▸ TASK OBJECTIVE
Using the data below, repeat all of it precisely.
##### TASK MATERIAL
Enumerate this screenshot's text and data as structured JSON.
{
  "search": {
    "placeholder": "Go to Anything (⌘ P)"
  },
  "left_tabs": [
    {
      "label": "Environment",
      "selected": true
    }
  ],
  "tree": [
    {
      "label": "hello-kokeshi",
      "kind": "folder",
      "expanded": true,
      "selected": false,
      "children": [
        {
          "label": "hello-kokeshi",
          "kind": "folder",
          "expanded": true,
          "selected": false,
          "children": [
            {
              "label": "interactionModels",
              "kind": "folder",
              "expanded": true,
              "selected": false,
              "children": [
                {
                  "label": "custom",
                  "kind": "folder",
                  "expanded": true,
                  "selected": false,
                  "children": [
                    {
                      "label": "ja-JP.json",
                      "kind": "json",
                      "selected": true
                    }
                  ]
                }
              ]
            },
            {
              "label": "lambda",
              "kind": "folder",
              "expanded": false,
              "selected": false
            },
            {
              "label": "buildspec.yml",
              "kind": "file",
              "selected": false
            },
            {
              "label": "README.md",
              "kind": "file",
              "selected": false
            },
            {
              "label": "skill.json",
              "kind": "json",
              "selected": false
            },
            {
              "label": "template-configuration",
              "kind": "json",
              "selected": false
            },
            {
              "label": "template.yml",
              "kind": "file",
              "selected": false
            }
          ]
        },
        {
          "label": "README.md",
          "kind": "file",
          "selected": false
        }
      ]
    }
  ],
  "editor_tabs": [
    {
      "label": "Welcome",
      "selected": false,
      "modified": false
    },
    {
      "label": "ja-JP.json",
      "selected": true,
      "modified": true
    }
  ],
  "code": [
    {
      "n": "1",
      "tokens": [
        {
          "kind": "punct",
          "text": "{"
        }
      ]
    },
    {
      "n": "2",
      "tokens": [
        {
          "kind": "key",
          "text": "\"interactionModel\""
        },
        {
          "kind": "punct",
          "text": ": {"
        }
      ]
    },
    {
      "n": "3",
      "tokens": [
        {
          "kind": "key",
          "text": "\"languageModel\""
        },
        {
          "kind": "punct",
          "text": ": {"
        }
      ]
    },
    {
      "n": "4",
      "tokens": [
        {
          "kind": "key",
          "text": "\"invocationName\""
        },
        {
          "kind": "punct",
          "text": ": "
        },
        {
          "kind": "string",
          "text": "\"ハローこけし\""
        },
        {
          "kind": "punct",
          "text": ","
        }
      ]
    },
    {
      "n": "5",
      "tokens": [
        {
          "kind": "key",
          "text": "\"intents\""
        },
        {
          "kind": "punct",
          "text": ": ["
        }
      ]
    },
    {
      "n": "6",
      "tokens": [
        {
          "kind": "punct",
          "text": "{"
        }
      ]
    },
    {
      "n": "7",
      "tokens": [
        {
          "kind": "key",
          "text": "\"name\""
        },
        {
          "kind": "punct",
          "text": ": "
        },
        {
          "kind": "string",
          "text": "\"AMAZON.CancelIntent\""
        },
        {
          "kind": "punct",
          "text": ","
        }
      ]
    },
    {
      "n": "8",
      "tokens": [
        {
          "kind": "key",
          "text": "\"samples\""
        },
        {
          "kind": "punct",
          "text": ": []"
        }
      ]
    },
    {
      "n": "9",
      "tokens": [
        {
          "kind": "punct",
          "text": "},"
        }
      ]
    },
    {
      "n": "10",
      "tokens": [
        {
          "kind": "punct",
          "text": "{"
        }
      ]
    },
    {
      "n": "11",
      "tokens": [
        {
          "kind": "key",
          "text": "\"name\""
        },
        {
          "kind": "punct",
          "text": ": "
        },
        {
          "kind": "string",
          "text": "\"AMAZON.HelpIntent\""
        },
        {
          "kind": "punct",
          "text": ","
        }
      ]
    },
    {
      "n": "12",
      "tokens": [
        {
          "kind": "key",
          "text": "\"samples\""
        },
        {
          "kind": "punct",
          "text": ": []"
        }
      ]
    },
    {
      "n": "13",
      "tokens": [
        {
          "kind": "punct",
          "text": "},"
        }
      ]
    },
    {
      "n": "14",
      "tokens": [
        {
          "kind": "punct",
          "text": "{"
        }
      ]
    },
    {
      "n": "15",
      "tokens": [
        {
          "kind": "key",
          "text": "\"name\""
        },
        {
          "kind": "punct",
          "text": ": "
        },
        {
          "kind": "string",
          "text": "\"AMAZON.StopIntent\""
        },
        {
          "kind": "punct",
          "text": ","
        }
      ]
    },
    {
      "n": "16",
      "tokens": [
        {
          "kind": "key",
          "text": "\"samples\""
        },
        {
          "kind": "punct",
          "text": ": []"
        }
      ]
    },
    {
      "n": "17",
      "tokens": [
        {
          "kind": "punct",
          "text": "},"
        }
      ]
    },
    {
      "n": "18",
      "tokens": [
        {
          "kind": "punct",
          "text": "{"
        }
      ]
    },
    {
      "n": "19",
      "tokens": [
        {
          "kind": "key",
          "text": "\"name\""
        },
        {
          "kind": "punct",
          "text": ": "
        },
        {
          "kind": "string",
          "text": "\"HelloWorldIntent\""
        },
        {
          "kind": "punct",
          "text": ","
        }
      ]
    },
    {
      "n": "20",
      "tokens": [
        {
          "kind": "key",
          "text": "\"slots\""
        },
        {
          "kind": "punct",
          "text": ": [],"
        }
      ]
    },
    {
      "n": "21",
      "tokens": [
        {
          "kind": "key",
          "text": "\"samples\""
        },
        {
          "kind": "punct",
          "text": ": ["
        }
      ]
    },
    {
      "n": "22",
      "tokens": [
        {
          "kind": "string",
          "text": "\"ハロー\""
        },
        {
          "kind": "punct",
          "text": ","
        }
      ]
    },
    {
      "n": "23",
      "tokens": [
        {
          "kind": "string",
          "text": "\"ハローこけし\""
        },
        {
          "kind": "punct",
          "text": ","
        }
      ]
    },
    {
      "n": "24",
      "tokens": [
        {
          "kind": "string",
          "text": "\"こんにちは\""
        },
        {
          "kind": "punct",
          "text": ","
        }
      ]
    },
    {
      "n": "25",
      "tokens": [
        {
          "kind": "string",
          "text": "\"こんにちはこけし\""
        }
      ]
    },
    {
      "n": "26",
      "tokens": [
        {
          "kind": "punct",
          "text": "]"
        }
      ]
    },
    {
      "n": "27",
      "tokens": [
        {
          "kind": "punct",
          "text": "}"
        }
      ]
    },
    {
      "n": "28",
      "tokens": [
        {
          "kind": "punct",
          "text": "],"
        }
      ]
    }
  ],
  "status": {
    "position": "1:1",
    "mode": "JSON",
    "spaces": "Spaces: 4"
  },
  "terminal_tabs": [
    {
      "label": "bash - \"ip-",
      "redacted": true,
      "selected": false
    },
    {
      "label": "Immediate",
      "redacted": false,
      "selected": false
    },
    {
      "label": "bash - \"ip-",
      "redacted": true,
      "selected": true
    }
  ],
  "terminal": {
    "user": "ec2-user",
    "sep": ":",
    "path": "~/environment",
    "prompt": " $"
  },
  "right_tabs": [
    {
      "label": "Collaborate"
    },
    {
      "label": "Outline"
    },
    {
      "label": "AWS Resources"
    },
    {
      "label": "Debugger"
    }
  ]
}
##########
▸ EXPECTED OUTPUT
Enumerate this screenshot's text and data as structured JSON.
{
  "search": {
    "placeholder": "Go to Anything (⌘ P)"
  },
  "left_tabs": [
    {
      "label": "Environment",
      "selected": true
    }
  ],
  "tree": [
    {
      "label": "hello-kokeshi",
      "kind": "folder",
      "expanded": true,
      "selected": false,
      "children": [
        {
          "label": "hello-kokeshi",
          "kind": "folder",
          "expanded": true,
          "selected": false,
          "children": [
            {
              "label": "interactionModels",
              "kind": "folder",
              "expanded": true,
              "selected": false,
              "children": [
                {
                  "label": "custom",
                  "kind": "folder",
                  "expanded": true,
                  "selected": false,
                  "children": [
                    {
                      "label": "ja-JP.json",
                      "kind": "json",
                      "selected": true
                    }
                  ]
                }
              ]
            },
            {
              "label": "lambda",
              "kind": "folder",
              "expanded": false,
              "selected": false
            },
            {
              "label": "buildspec.yml",
              "kind": "file",
              "selected": false
            },
            {
              "label": "README.md",
              "kind": "file",
              "selected": false
            },
            {
              "label": "skill.json",
              "kind": "json",
              "selected": false
            },
            {
              "label": "template-configuration",
              "kind": "json",
              "selected": false
            },
            {
              "label": "template.yml",
              "kind": "file",
              "selected": false
            }
          ]
        },
        {
          "label": "README.md",
          "kind": "file",
          "selected": false
        }
      ]
    }
  ],
  "editor_tabs": [
    {
      "label": "Welcome",
      "selected": false,
      "modified": false
    },
    {
      "label": "ja-JP.json",
      "selected": true,
      "modified": true
    }
  ],
  "code": [
    {
      "n": "1",
      "tokens": [
        {
          "kind": "punct",
          "text": "{"
        }
      ]
    },
    {
      "n": "2",
      "tokens": [
        {
          "kind": "key",
          "text": "\"interactionModel\""
        },
        {
          "kind": "punct",
          "text": ": {"
        }
      ]
    },
    {
      "n": "3",
      "tokens": [
        {
          "kind": "key",
          "text": "\"languageModel\""
        },
        {
          "kind": "punct",
          "text": ": {"
        }
      ]
    },
    {
      "n": "4",
      "tokens": [
        {
          "kind": "key",
          "text": "\"invocationName\""
        },
        {
          "kind": "punct",
          "text": ": "
        },
        {
          "kind": "string",
          "text": "\"ハローこけし\""
        },
        {
          "kind": "punct",
          "text": ","
        }
      ]
    },
    {
      "n": "5",
      "tokens": [
        {
          "kind": "key",
          "text": "\"intents\""
        },
        {
          "kind": "punct",
          "text": ": ["
        }
      ]
    },
    {
      "n": "6",
      "tokens": [
        {
          "kind": "punct",
          "text": "{"
        }
      ]
    },
    {
      "n": "7",
      "tokens": [
        {
          "kind": "key",
          "text": "\"name\""
        },
        {
          "kind": "punct",
          "text": ": "
        },
        {
          "kind": "string",
          "text": "\"AMAZON.CancelIntent\""
        },
        {
          "kind": "punct",
          "text": ","
        }
      ]
    },
    {
      "n": "8",
      "tokens": [
        {
          "kind": "key",
          "text": "\"samples\""
        },
        {
          "kind": "punct",
          "text": ": []"
        }
      ]
    },
    {
      "n": "9",
      "tokens": [
        {
          "kind": "punct",
          "text": "},"
        }
      ]
    },
    {
      "n": "10",
      "tokens": [
        {
          "kind": "punct",
          "text": "{"
        }
      ]
    },
    {
      "n": "11",
      "tokens": [
        {
          "kind": "key",
          "text": "\"name\""
        },
        {
          "kind": "punct",
          "text": ": "
        },
        {
          "kind": "string",
          "text": "\"AMAZON.HelpIntent\""
        },
        {
          "kind": "punct",
          "text": ","
        }
      ]
    },
    {
      "n": "12",
      "tokens": [
        {
          "kind": "key",
          "text": "\"samples\""
        },
        {
          "kind": "punct",
          "text": ": []"
        }
      ]
    },
    {
      "n": "13",
      "tokens": [
        {
          "kind": "punct",
          "text": "},"
        }
      ]
    },
    {
      "n": "14",
      "tokens": [
        {
          "kind": "punct",
          "text": "{"
        }
      ]
    },
    {
      "n": "15",
      "tokens": [
        {
          "kind": "key",
          "text": "\"name\""
        },
        {
          "kind": "punct",
          "text": ": "
        },
        {
          "kind": "string",
          "text": "\"AMAZON.StopIntent\""
        },
        {
          "kind": "punct",
          "text": ","
        }
      ]
    },
    {
      "n": "16",
      "tokens": [
        {
          "kind": "key",
          "text": "\"samples\""
        },
        {
          "kind": "punct",
          "text": ": []"
        }
      ]
    },
    {
      "n": "17",
      "tokens": [
        {
          "kind": "punct",
          "text": "},"
        }
      ]
    },
    {
      "n": "18",
      "tokens": [
        {
          "kind": "punct",
          "text": "{"
        }
      ]
    },
    {
      "n": "19",
      "tokens": [
        {
          "kind": "key",
          "text": "\"name\""
        },
        {
          "kind": "punct",
          "text": ": "
        },
        {
          "kind": "string",
          "text": "\"HelloWorldIntent\""
        },
        {
          "kind": "punct",
          "text": ","
        }
      ]
    },
    {
      "n": "20",
      "tokens": [
        {
          "kind": "key",
          "text": "\"slots\""
        },
        {
          "kind": "punct",
          "text": ": [],"
        }
      ]
    },
    {
      "n": "21",
      "tokens": [
        {
          "kind": "key",
          "text": "\"samples\""
        },
        {
          "kind": "punct",
          "text": ": ["
        }
      ]
    },
    {
      "n": "22",
      "tokens": [
        {
          "kind": "string",
          "text": "\"ハロー\""
        },
        {
          "kind": "punct",
          "text": ","
        }
      ]
    },
    {
      "n": "23",
      "tokens": [
        {
          "kind": "string",
          "text": "\"ハローこけし\""
        },
        {
          "kind": "punct",
          "text": ","
        }
      ]
    },
    {
      "n": "24",
      "tokens": [
        {
          "kind": "string",
          "text": "\"こんにちは\""
        },
        {
          "kind": "punct",
          "text": ","
        }
      ]
    },
    {
      "n": "25",
      "tokens": [
        {
          "kind": "string",
          "text": "\"こんにちはこけし\""
        }
      ]
    },
    {
      "n": "26",
      "tokens": [
        {
          "kind": "punct",
          "text": "]"
        }
      ]
    },
    {
      "n": "27",
      "tokens": [
        {
          "kind": "punct",
          "text": "}"
        }
      ]
    },
    {
      "n": "28",
      "tokens": [
        {
          "kind": "punct",
          "text": "],"
        }
      ]
    }
  ],
  "status": {
    "position": "1:1",
    "mode": "JSON",
    "spaces": "Spaces: 4"
  },
  "terminal_tabs": [
    {
      "label": "bash - \"ip-",
      "redacted": true,
      "selected": false
    },
    {
      "label": "Immediate",
      "redacted": false,
      "selected": false
    },
    {
      "label": "bash - \"ip-",
      "redacted": true,
      "selected": true
    }
  ],
  "terminal": {
    "user": "ec2-user",
    "sep": ":",
    "path": "~/environment",
    "prompt": " $"
  },
  "right_tabs": [
    {
      "label": "Collaborate"
    },
    {
      "label": "Outline"
    },
    {
      "label": "AWS Resources"
    },
    {
      "label": "Debugger"
    }
  ]
}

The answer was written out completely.